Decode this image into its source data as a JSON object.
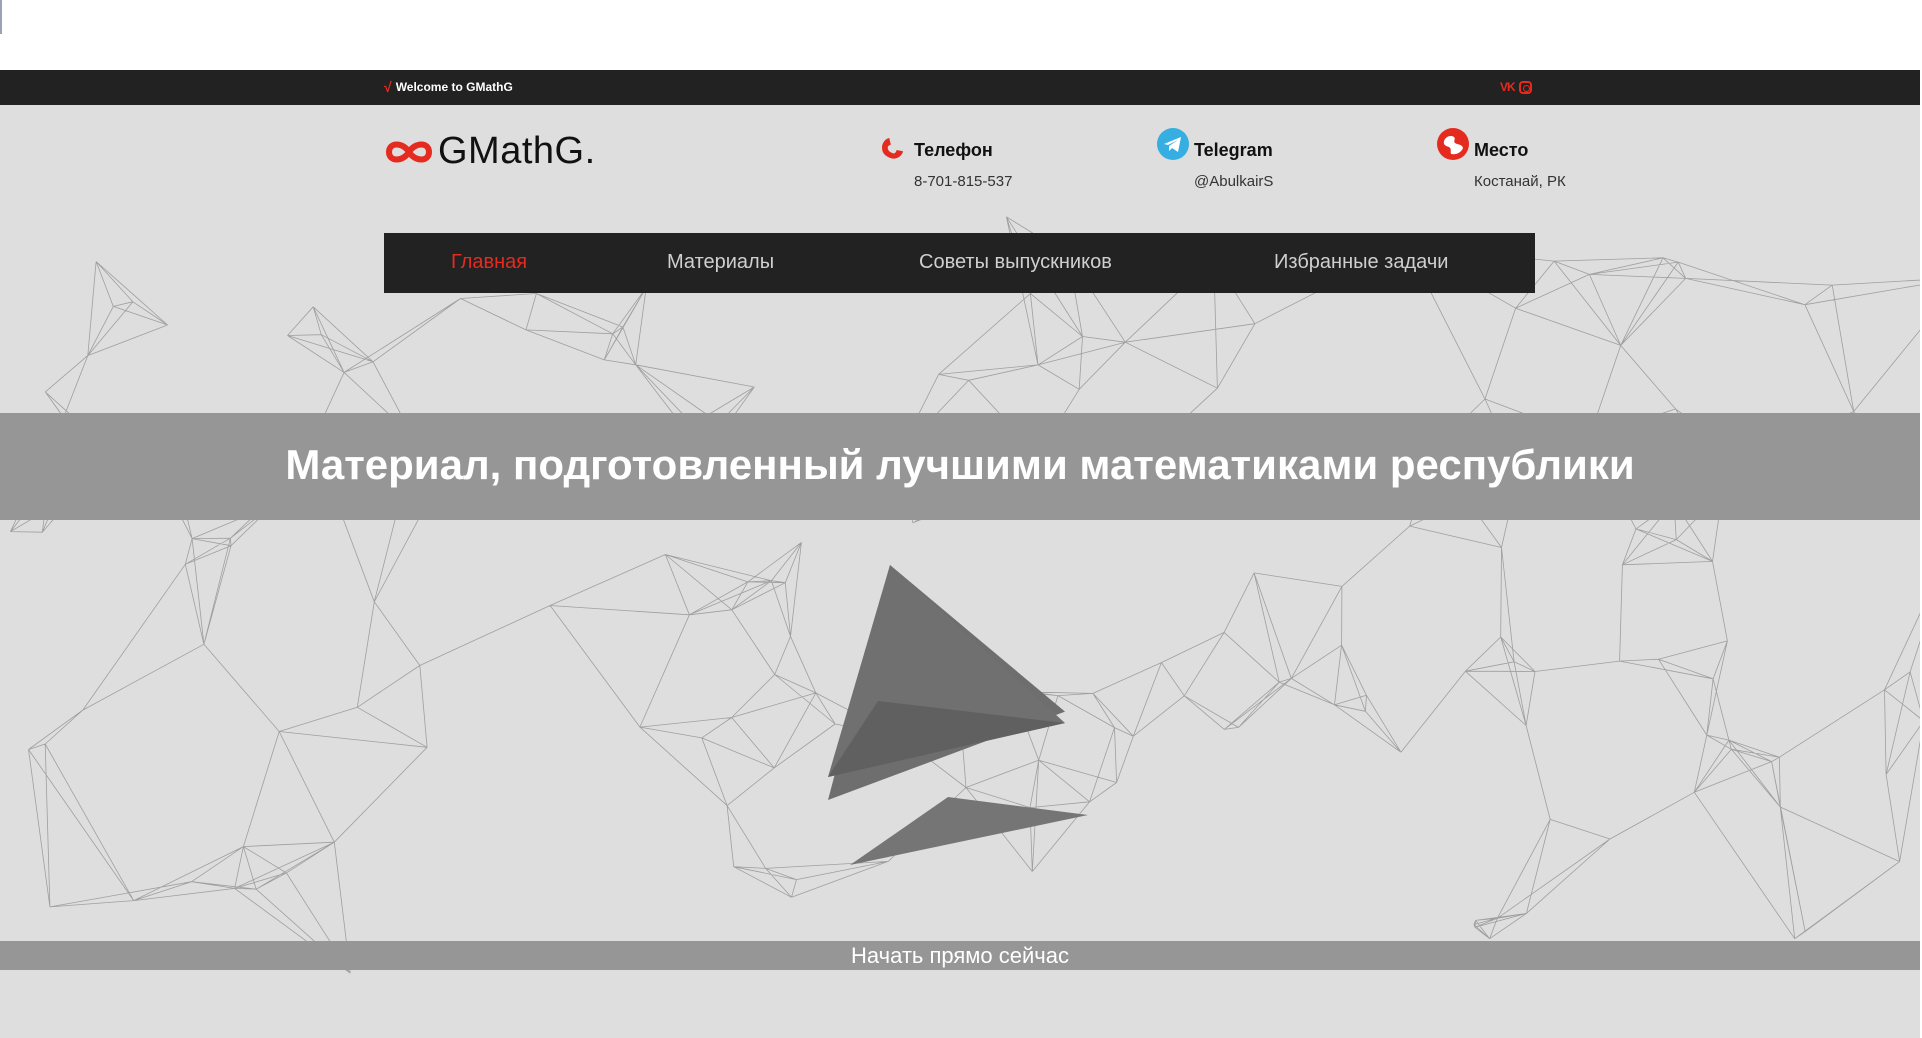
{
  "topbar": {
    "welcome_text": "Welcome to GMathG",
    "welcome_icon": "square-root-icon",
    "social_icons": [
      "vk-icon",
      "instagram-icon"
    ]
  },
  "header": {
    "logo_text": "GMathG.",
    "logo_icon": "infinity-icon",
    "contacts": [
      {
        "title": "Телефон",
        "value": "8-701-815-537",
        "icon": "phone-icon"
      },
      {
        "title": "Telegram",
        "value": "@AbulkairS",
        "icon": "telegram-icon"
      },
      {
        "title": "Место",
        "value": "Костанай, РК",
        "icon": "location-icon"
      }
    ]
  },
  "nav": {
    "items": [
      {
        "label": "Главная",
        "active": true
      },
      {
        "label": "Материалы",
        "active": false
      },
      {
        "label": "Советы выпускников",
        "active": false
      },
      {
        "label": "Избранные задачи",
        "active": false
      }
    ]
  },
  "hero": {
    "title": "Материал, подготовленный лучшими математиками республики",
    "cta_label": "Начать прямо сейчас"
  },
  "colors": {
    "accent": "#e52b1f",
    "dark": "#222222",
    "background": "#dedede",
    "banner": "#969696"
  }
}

* * * * * * *

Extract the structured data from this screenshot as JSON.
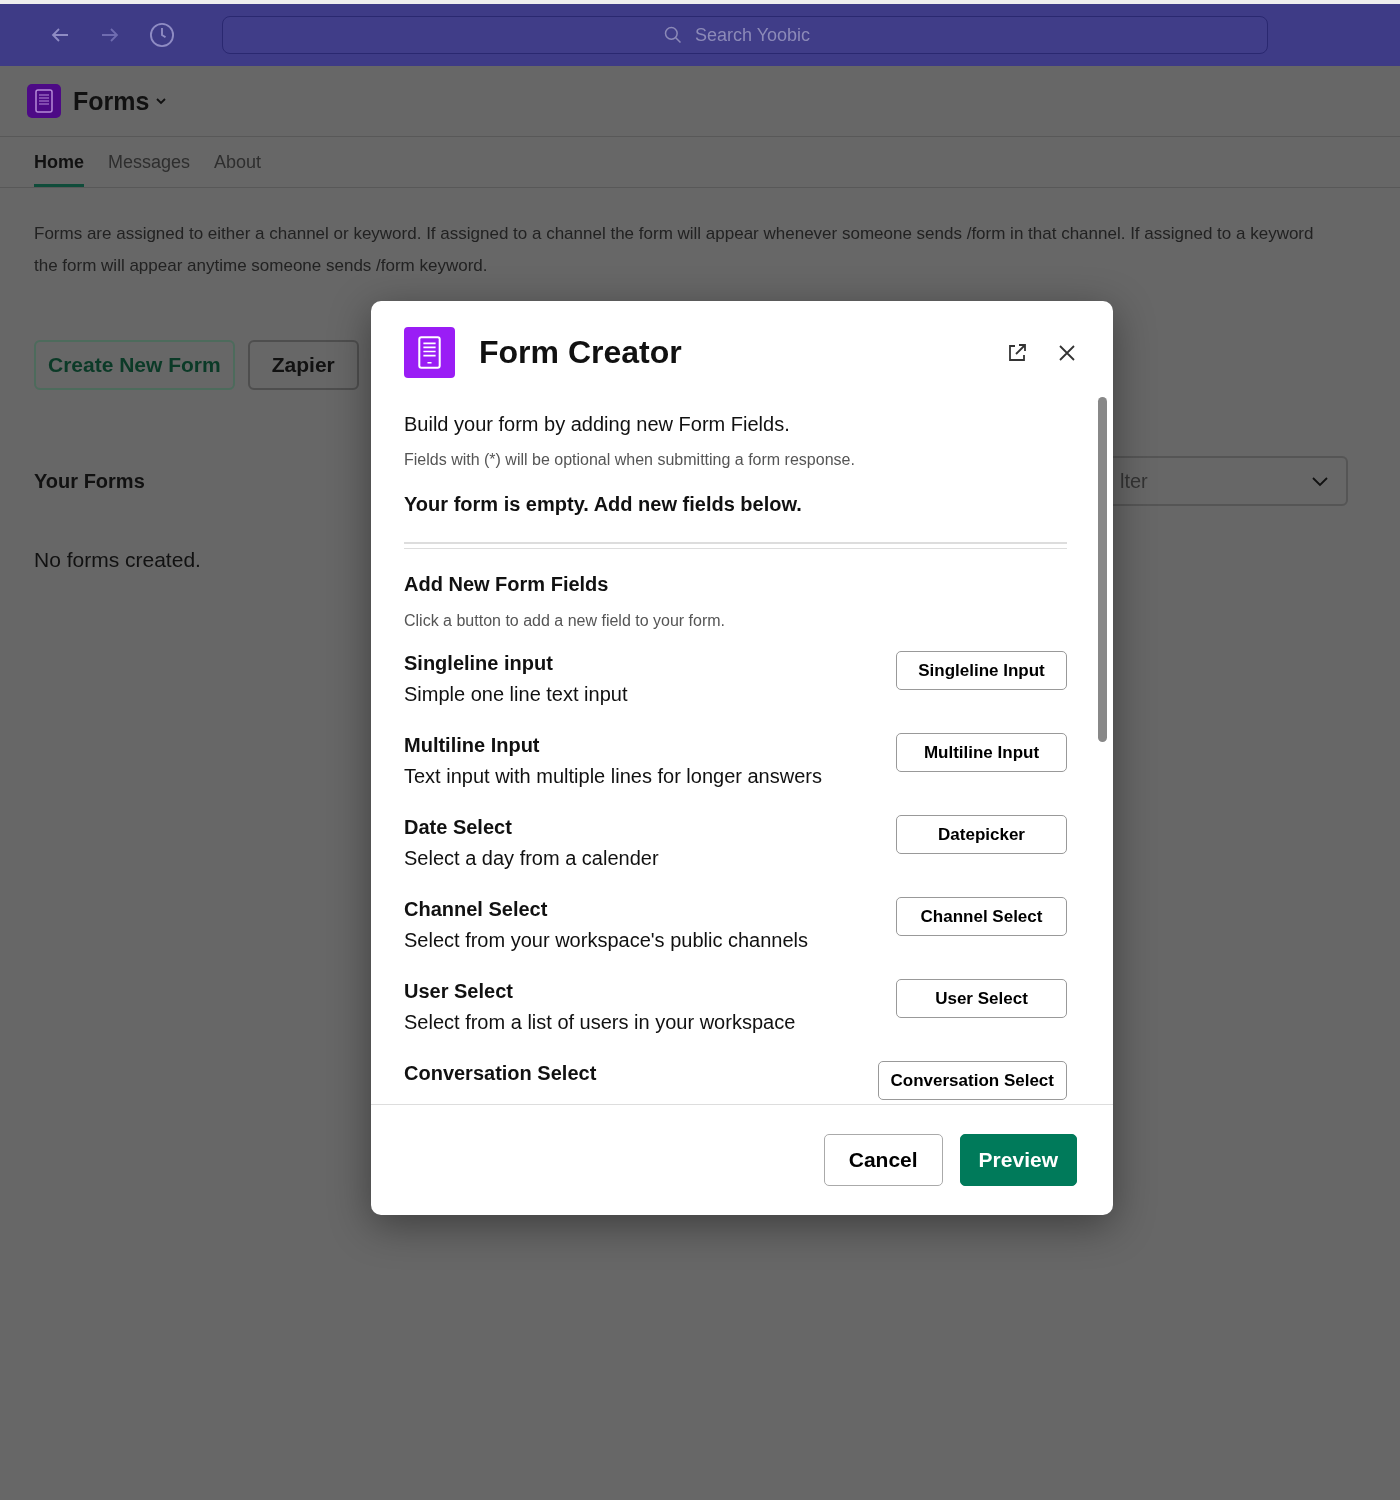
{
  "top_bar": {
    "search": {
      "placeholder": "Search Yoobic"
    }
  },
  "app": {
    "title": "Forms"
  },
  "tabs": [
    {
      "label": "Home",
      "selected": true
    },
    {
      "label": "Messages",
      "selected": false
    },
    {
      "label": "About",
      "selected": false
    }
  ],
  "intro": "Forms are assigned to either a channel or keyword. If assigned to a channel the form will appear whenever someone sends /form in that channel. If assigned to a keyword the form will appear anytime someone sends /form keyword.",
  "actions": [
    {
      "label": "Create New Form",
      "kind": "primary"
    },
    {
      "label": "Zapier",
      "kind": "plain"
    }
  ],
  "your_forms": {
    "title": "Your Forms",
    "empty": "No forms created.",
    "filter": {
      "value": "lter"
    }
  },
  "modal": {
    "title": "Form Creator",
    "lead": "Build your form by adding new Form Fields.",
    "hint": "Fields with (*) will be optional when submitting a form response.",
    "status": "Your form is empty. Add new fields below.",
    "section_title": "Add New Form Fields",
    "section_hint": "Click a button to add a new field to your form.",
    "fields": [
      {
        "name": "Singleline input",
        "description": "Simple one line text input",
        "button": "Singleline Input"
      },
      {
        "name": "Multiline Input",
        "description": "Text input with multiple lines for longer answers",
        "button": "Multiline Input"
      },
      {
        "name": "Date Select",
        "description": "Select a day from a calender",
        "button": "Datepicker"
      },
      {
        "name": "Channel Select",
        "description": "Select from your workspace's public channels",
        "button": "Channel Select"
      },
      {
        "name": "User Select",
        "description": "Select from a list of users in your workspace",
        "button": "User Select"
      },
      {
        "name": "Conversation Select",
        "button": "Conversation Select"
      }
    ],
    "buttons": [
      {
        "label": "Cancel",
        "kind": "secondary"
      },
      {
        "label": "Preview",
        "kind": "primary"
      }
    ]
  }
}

* * * * * * *

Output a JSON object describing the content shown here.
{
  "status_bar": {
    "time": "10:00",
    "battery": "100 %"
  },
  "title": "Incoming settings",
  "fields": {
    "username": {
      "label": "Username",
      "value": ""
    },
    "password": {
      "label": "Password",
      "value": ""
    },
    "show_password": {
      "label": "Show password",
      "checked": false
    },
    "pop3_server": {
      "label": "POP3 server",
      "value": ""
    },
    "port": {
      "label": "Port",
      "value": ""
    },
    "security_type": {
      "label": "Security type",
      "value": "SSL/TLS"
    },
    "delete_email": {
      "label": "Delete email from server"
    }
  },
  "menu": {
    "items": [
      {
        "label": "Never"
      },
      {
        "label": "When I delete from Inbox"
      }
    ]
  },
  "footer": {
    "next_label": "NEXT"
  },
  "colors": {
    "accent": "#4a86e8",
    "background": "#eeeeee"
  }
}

* * * * * * *

TASK REQUIREMENTS – Copy out every line from the material above in which the word "JSON" appears.

THE COMPLETED TASK –
Decode this image into its source data as a JSON object.
Extract the structured data from this screenshot as JSON.
Output a JSON object describing the content shown here.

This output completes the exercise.